[Begin Supplied records]
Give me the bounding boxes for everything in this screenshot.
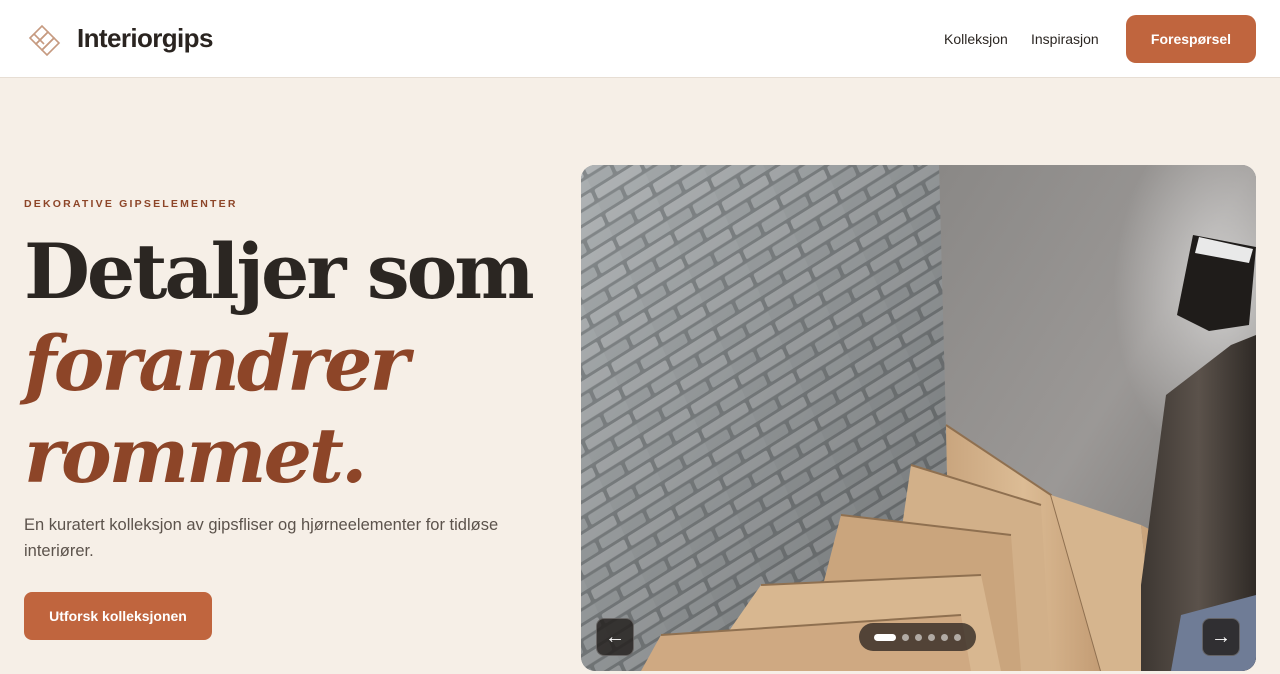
hero-title: Detaljer som forandrer rommet. — [24, 226, 535, 502]
carousel-dot[interactable] — [874, 633, 896, 641]
carousel-dot[interactable] — [915, 633, 922, 641]
hero-carousel[interactable]: ← → — [581, 165, 1256, 671]
nav-link-inspirasjon[interactable]: Inspirasjon — [1031, 30, 1099, 48]
carousel-next-arrow-icon[interactable]: → — [1202, 618, 1240, 656]
site-header: Interiorgips Kolleksjon Inspirasjon Fore… — [0, 0, 1280, 78]
hero-title-line2: forandrer — [24, 319, 410, 408]
carousel-dot[interactable] — [902, 633, 909, 641]
carousel-dot[interactable] — [941, 633, 948, 641]
hero-title-line3: rommet. — [24, 411, 367, 500]
inquiry-button[interactable]: Forespørsel — [1126, 15, 1256, 63]
carousel-dot[interactable] — [928, 633, 935, 641]
hero-lead: En kuratert kolleksjon av gipsfliser og … — [24, 516, 499, 560]
slide-image-brick-wall-staircase — [581, 165, 1256, 671]
nav-link-kolleksjon[interactable]: Kolleksjon — [944, 30, 1008, 48]
explore-collection-button[interactable]: Utforsk kolleksjonen — [24, 592, 212, 640]
carousel-prev-arrow-icon[interactable]: ← — [596, 618, 634, 656]
carousel-pagination — [859, 623, 976, 651]
brand-name[interactable]: Interiorgips — [77, 22, 213, 54]
carousel-dot[interactable] — [954, 633, 961, 641]
hero-eyebrow: DEKORATIVE GIPSELEMENTER — [24, 198, 238, 210]
hero-title-line1: Detaljer som — [24, 227, 535, 316]
brand-logo-icon[interactable] — [26, 22, 62, 56]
[End Supplied records]
Copy out every line of the entries above without changing anything, and leave out the pictures.

Give me the bounding boxes for everything in this screenshot.
hero-title: Detaljer som forandrer rommet. — [24, 226, 535, 502]
carousel-dot[interactable] — [874, 633, 896, 641]
carousel-dot[interactable] — [915, 633, 922, 641]
hero-carousel[interactable]: ← → — [581, 165, 1256, 671]
nav-link-inspirasjon[interactable]: Inspirasjon — [1031, 30, 1099, 48]
carousel-next-arrow-icon[interactable]: → — [1202, 618, 1240, 656]
site-header: Interiorgips Kolleksjon Inspirasjon Fore… — [0, 0, 1280, 78]
hero-title-line2: forandrer — [24, 319, 410, 408]
carousel-dot[interactable] — [902, 633, 909, 641]
carousel-dot[interactable] — [941, 633, 948, 641]
hero-title-line3: rommet. — [24, 411, 367, 500]
inquiry-button[interactable]: Forespørsel — [1126, 15, 1256, 63]
carousel-dot[interactable] — [928, 633, 935, 641]
hero-lead: En kuratert kolleksjon av gipsfliser og … — [24, 516, 499, 560]
slide-image-brick-wall-staircase — [581, 165, 1256, 671]
nav-link-kolleksjon[interactable]: Kolleksjon — [944, 30, 1008, 48]
explore-collection-button[interactable]: Utforsk kolleksjonen — [24, 592, 212, 640]
carousel-prev-arrow-icon[interactable]: ← — [596, 618, 634, 656]
carousel-pagination — [859, 623, 976, 651]
brand-name[interactable]: Interiorgips — [77, 22, 213, 54]
carousel-dot[interactable] — [954, 633, 961, 641]
hero-eyebrow: DEKORATIVE GIPSELEMENTER — [24, 198, 238, 210]
hero-title-line1: Detaljer som — [24, 227, 535, 316]
brand-logo-icon[interactable] — [26, 22, 62, 56]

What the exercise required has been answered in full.